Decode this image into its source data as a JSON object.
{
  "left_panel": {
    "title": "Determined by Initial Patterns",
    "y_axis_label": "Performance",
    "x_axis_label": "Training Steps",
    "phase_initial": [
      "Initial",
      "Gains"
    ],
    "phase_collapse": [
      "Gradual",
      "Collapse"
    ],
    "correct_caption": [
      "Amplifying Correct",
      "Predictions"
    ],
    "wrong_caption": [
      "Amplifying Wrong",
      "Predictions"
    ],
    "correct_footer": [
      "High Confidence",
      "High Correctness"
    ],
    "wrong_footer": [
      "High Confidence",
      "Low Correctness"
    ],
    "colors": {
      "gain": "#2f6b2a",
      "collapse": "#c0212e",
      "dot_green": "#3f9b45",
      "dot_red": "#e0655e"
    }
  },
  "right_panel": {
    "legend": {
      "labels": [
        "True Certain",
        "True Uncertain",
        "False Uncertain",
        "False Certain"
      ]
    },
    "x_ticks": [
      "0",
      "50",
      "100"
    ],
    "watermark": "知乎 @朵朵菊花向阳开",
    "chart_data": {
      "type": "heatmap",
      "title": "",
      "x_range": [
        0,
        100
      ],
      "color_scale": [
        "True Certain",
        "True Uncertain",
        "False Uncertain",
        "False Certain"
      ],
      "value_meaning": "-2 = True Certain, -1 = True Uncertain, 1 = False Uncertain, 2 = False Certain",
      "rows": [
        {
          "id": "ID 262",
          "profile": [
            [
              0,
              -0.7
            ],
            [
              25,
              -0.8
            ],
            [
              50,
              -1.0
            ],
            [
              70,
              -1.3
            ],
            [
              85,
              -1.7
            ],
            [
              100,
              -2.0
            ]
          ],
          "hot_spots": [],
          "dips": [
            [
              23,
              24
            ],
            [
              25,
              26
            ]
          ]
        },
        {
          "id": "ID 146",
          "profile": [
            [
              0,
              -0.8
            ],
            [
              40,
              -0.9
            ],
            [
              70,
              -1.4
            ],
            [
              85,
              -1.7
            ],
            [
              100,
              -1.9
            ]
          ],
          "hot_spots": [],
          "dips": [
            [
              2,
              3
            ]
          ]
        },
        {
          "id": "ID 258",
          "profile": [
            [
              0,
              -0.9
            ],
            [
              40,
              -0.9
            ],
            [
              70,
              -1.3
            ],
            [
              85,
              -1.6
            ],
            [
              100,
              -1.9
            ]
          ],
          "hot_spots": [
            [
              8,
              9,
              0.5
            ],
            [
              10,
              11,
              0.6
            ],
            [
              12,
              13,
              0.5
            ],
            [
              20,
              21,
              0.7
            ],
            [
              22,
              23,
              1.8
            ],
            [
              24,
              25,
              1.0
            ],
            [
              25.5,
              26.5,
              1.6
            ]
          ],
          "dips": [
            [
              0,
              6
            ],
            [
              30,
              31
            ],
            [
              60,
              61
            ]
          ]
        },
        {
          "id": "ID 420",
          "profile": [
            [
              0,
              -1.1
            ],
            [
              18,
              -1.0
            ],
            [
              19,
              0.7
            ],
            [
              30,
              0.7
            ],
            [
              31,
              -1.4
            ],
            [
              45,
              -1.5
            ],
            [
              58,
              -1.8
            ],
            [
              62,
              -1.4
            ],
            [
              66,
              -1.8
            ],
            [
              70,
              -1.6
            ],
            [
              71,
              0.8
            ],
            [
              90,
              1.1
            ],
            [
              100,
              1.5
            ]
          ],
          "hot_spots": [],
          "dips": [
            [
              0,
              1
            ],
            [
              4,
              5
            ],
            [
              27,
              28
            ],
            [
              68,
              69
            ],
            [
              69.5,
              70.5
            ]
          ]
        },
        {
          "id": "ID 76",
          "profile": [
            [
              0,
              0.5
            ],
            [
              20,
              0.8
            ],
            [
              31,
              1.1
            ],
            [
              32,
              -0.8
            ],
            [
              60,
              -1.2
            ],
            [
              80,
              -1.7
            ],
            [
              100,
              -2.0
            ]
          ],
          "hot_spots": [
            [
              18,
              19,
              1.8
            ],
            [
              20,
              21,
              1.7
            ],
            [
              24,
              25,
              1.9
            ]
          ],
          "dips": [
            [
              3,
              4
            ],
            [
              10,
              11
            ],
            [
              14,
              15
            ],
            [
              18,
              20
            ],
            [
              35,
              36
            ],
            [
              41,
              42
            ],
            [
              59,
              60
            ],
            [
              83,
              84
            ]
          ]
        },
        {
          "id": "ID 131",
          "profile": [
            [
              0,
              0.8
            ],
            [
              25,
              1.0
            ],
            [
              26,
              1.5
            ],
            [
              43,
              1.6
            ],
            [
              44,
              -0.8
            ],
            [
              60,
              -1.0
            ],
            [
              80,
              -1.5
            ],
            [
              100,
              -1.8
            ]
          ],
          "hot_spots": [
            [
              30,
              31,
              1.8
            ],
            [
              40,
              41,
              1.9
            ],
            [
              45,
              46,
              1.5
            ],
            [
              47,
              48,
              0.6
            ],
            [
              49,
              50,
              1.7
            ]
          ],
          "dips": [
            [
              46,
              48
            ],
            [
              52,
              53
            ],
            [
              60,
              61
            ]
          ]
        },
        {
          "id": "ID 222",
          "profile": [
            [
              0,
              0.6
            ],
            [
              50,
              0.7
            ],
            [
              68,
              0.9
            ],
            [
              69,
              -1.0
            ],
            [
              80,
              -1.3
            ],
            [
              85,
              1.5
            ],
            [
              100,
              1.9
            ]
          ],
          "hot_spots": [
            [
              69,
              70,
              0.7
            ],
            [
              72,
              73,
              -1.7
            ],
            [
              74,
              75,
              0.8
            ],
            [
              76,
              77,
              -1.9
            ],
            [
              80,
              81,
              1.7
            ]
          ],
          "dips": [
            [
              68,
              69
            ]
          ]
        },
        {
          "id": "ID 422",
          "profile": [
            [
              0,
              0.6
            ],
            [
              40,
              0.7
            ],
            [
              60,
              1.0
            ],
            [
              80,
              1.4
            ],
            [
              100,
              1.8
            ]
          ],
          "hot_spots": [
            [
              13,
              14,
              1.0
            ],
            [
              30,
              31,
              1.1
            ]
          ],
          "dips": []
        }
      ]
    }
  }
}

--*--

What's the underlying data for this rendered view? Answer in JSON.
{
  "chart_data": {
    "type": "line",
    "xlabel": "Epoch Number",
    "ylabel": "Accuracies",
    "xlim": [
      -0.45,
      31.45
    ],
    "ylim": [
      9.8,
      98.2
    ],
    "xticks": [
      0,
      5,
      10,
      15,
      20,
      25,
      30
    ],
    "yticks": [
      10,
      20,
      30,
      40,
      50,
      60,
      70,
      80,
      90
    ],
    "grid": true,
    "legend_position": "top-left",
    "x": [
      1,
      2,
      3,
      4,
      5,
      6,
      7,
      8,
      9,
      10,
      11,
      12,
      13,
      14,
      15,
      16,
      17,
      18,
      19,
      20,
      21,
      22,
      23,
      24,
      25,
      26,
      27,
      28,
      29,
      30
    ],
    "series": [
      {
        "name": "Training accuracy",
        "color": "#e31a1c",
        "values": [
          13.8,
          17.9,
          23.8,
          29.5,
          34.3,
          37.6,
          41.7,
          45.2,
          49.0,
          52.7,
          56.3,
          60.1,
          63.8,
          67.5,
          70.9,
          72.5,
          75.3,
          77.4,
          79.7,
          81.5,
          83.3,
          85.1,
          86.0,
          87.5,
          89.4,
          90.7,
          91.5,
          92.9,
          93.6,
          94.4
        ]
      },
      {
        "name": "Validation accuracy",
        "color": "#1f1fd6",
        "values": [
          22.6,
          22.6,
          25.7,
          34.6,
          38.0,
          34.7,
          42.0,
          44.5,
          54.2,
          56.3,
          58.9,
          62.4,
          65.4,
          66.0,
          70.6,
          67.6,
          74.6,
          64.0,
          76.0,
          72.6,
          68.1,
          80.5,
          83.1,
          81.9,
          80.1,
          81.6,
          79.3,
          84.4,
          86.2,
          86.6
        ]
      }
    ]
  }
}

--*--

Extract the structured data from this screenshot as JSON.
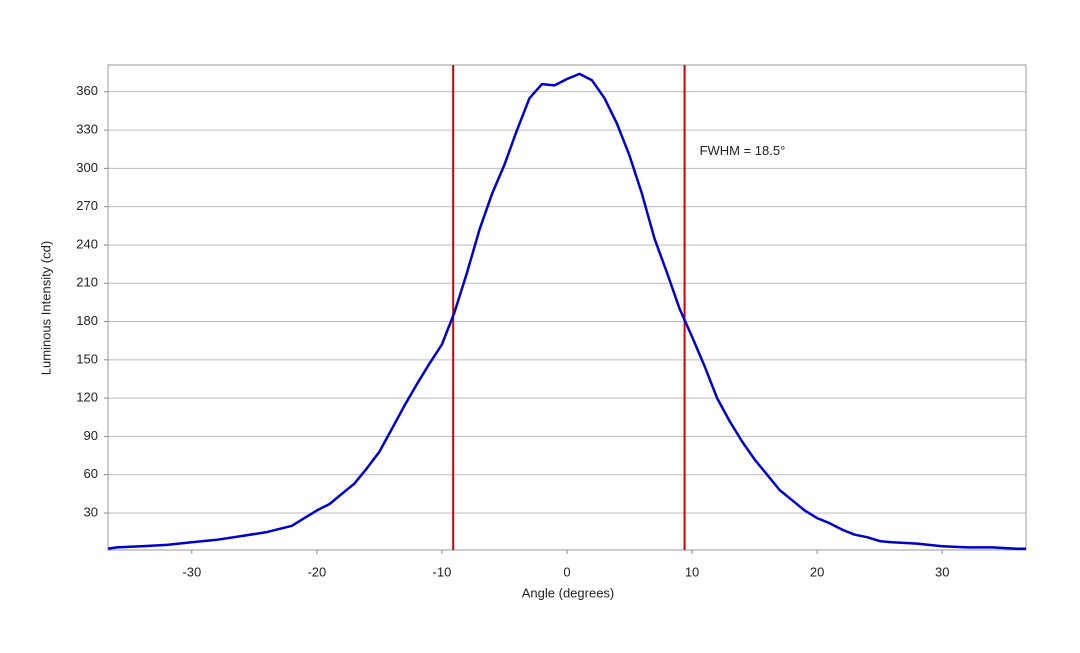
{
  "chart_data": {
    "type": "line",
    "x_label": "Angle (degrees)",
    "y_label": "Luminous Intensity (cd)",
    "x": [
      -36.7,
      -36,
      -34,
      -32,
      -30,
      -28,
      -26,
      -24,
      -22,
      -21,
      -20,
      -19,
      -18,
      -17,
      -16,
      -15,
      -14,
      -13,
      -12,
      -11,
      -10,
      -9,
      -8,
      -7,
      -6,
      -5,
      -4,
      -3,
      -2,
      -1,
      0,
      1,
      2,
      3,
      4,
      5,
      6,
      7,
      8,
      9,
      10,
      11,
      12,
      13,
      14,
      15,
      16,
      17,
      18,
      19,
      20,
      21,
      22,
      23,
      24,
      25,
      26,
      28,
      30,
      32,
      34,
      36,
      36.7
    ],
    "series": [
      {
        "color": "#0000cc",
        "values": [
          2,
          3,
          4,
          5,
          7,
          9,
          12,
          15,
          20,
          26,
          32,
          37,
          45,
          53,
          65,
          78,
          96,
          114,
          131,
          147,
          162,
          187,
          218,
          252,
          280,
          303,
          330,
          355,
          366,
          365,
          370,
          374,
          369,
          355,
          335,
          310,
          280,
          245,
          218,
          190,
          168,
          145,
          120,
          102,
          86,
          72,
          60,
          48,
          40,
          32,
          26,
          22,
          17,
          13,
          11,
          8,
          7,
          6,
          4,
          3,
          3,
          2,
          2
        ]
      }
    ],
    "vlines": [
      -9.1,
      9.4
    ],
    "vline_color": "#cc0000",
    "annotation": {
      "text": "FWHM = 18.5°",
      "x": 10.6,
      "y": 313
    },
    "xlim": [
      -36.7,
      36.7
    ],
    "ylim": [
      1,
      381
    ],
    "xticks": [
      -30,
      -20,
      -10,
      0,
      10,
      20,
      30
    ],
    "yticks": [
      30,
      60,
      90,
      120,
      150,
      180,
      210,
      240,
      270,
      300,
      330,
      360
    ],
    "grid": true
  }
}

--*--

:: EXERCISE INSTRUCTIONS ::
Show the lines from the data above that contain the string "accuracy".

:: FULL ANSWER ::
        "name": "Training accuracy",
        "name": "Validation accuracy",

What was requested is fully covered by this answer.